— What you should do —
In your copy, repeat the records exactly and leave out the pictures.

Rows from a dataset
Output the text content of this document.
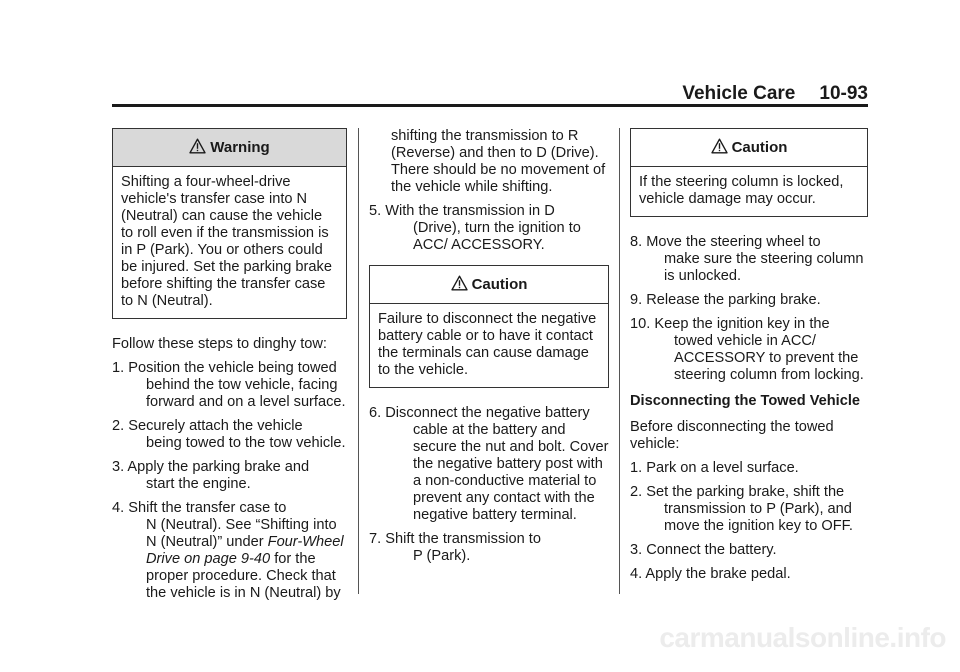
Vehicle Care 10-93
Warning
Shifting a four-wheel-drive vehicle's transfer case into N (Neutral) can cause the vehicle to roll even if the transmission is in P (Park). You or others could be injured. Set the parking brake before shifting the transfer case to N (Neutral).

Follow these steps to dinghy tow:

1. Position the vehicle being towed
behind the tow vehicle, facing forward and on a level surface.
2. Securely attach the vehicle
being towed to the tow vehicle.
3. Apply the parking brake and
start the engine.
4. Shift the transfer case to
N (Neutral). See “Shifting into N (Neutral)” under Four-Wheel Drive on page 9-40 for the proper procedure. Check that the vehicle is in N (Neutral) by

shifting the transmission to R (Reverse) and then to D (Drive). There should be no movement of the vehicle while shifting.

5. With the transmission in D
(Drive), turn the ignition to ACC/ ACCESSORY.
Caution
Failure to disconnect the negative battery cable or to have it contact the terminals can cause damage to the vehicle.
6. Disconnect the negative battery
cable at the battery and secure the nut and bolt. Cover the negative battery post with a non-conductive material to prevent any contact with the negative battery terminal.
7. Shift the transmission to
P (Park).
Caution
If the steering column is locked, vehicle damage may occur.
8. Move the steering wheel to
make sure the steering column is unlocked.
9. Release the parking brake.
10. Keep the ignition key in the
towed vehicle in ACC/ ACCESSORY to prevent the steering column from locking.

Disconnecting the Towed Vehicle

Before disconnecting the towed vehicle:

1. Park on a level surface.
2. Set the parking brake, shift the
transmission to P (Park), and move the ignition key to OFF.
3. Connect the battery.
4. Apply the brake pedal.
carmanualsonline.info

— Exercise answer —
Output the text content of this document.
Vehicle Care 10-93
Warning
Shifting a four-wheel-drive vehicle's transfer case into N (Neutral) can cause the vehicle to roll even if the transmission is in P (Park). You or others could be injured. Set the parking brake before shifting the transfer case to N (Neutral).

Follow these steps to dinghy tow:

1. Position the vehicle being towed
behind the tow vehicle, facing forward and on a level surface.
2. Securely attach the vehicle
being towed to the tow vehicle.
3. Apply the parking brake and
start the engine.
4. Shift the transfer case to
N (Neutral). See “Shifting into N (Neutral)” under Four-Wheel Drive on page 9-40 for the proper procedure. Check that the vehicle is in N (Neutral) by

shifting the transmission to R (Reverse) and then to D (Drive). There should be no movement of the vehicle while shifting.

5. With the transmission in D
(Drive), turn the ignition to ACC/ ACCESSORY.
Caution
Failure to disconnect the negative battery cable or to have it contact the terminals can cause damage to the vehicle.
6. Disconnect the negative battery
cable at the battery and secure the nut and bolt. Cover the negative battery post with a non-conductive material to prevent any contact with the negative battery terminal.
7. Shift the transmission to
P (Park).
Caution
If the steering column is locked, vehicle damage may occur.
8. Move the steering wheel to
make sure the steering column is unlocked.
9. Release the parking brake.
10. Keep the ignition key in the
towed vehicle in ACC/ ACCESSORY to prevent the steering column from locking.

Disconnecting the Towed Vehicle

Before disconnecting the towed vehicle:

1. Park on a level surface.
2. Set the parking brake, shift the
transmission to P (Park), and move the ignition key to OFF.
3. Connect the battery.
4. Apply the brake pedal.
carmanualsonline.info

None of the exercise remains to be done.